Challenge: Extract the full listing below without altering a single character.

Data section:
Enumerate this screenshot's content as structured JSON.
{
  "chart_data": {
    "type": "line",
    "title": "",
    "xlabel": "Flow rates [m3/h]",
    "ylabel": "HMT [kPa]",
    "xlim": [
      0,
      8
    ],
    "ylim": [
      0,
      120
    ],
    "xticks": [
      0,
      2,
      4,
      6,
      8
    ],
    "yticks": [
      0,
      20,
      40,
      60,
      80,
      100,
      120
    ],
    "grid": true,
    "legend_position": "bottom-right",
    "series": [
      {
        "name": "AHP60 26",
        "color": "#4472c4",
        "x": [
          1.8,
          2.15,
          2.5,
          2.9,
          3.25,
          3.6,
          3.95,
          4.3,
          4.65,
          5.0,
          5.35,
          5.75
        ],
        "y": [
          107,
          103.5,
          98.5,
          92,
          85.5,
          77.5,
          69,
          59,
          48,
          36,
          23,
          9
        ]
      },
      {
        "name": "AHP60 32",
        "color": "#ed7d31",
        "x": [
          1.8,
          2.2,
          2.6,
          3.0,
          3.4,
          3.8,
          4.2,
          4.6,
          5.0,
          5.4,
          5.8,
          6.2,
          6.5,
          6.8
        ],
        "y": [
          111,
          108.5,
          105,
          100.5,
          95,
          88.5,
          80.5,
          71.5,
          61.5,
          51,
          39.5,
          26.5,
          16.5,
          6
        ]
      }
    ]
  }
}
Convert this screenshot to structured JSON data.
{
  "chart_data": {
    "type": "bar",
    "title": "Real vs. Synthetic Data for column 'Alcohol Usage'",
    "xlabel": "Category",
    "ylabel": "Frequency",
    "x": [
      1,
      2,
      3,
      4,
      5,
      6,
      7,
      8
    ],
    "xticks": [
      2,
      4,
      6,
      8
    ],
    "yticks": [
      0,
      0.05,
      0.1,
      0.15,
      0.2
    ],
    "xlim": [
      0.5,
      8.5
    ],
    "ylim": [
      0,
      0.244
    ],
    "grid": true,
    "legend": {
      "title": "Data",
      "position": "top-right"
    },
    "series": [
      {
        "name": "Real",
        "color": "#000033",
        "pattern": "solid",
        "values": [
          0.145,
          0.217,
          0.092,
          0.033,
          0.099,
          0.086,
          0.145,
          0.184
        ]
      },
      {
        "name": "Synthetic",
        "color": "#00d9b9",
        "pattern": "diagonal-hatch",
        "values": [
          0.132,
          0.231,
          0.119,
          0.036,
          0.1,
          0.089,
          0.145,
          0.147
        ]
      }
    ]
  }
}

The response:
Enumerate this screenshot's content as structured JSON.
{
  "chart_data": {
    "type": "line",
    "title": "",
    "xlabel": "Flow rates [m3/h]",
    "ylabel": "HMT [kPa]",
    "xlim": [
      0,
      8
    ],
    "ylim": [
      0,
      120
    ],
    "xticks": [
      0,
      2,
      4,
      6,
      8
    ],
    "yticks": [
      0,
      20,
      40,
      60,
      80,
      100,
      120
    ],
    "grid": true,
    "legend_position": "bottom-right",
    "series": [
      {
        "name": "AHP60 26",
        "color": "#4472c4",
        "x": [
          1.8,
          2.15,
          2.5,
          2.9,
          3.25,
          3.6,
          3.95,
          4.3,
          4.65,
          5.0,
          5.35,
          5.75
        ],
        "y": [
          107,
          103.5,
          98.5,
          92,
          85.5,
          77.5,
          69,
          59,
          48,
          36,
          23,
          9
        ]
      },
      {
        "name": "AHP60 32",
        "color": "#ed7d31",
        "x": [
          1.8,
          2.2,
          2.6,
          3.0,
          3.4,
          3.8,
          4.2,
          4.6,
          5.0,
          5.4,
          5.8,
          6.2,
          6.5,
          6.8
        ],
        "y": [
          111,
          108.5,
          105,
          100.5,
          95,
          88.5,
          80.5,
          71.5,
          61.5,
          51,
          39.5,
          26.5,
          16.5,
          6
        ]
      }
    ]
  }
}
Convert this screenshot to structured JSON data.
{
  "chart_data": {
    "type": "bar",
    "title": "Real vs. Synthetic Data for column 'Alcohol Usage'",
    "xlabel": "Category",
    "ylabel": "Frequency",
    "x": [
      1,
      2,
      3,
      4,
      5,
      6,
      7,
      8
    ],
    "xticks": [
      2,
      4,
      6,
      8
    ],
    "yticks": [
      0,
      0.05,
      0.1,
      0.15,
      0.2
    ],
    "xlim": [
      0.5,
      8.5
    ],
    "ylim": [
      0,
      0.244
    ],
    "grid": true,
    "legend": {
      "title": "Data",
      "position": "top-right"
    },
    "series": [
      {
        "name": "Real",
        "color": "#000033",
        "pattern": "solid",
        "values": [
          0.145,
          0.217,
          0.092,
          0.033,
          0.099,
          0.086,
          0.145,
          0.184
        ]
      },
      {
        "name": "Synthetic",
        "color": "#00d9b9",
        "pattern": "diagonal-hatch",
        "values": [
          0.132,
          0.231,
          0.119,
          0.036,
          0.1,
          0.089,
          0.145,
          0.147
        ]
      }
    ]
  }
}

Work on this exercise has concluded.